[Recorded data]
^^^^^^^^^^^^^^^^

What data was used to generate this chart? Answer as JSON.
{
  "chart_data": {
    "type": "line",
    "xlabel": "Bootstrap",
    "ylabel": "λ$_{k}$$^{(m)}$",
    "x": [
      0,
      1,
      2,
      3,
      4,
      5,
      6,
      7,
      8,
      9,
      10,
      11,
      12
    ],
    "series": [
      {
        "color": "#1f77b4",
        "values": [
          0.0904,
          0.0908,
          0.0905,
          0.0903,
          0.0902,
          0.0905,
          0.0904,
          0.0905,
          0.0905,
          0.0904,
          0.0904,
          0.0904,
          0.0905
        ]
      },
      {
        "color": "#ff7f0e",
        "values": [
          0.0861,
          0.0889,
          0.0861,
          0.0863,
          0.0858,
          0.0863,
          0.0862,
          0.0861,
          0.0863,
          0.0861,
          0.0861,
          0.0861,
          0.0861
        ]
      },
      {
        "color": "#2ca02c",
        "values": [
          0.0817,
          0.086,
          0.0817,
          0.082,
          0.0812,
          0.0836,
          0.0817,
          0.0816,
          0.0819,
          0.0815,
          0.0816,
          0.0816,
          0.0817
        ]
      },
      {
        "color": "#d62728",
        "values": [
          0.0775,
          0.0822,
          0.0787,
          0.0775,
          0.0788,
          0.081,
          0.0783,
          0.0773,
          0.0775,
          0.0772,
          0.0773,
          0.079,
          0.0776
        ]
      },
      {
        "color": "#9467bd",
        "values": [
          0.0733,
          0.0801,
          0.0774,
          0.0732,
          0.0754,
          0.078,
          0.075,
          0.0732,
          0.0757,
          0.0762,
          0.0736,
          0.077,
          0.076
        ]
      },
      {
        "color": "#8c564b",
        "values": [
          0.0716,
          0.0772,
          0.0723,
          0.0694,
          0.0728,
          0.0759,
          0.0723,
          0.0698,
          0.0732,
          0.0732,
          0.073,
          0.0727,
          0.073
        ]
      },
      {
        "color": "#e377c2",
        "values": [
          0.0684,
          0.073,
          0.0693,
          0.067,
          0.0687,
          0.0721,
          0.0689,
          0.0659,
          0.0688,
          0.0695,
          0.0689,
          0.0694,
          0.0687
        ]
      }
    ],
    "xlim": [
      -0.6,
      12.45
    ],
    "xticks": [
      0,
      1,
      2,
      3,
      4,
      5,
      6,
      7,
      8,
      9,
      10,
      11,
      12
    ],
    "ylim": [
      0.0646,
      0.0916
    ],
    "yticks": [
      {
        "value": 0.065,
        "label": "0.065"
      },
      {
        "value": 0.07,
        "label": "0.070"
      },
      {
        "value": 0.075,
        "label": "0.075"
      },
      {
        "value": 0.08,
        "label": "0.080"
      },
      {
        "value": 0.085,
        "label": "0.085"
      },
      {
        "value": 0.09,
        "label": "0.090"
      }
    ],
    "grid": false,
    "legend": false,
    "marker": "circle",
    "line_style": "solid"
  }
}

^^^^^^^^^^^^^^^^

Gather all the lines that include the word "color" and copy them out.

__FULL OUTPUT__:
        "color": "#1f77b4",
        "color": "#ff7f0e",
        "color": "#2ca02c",
        "color": "#d62728",
        "color": "#9467bd",
        "color": "#8c564b",
        "color": "#e377c2",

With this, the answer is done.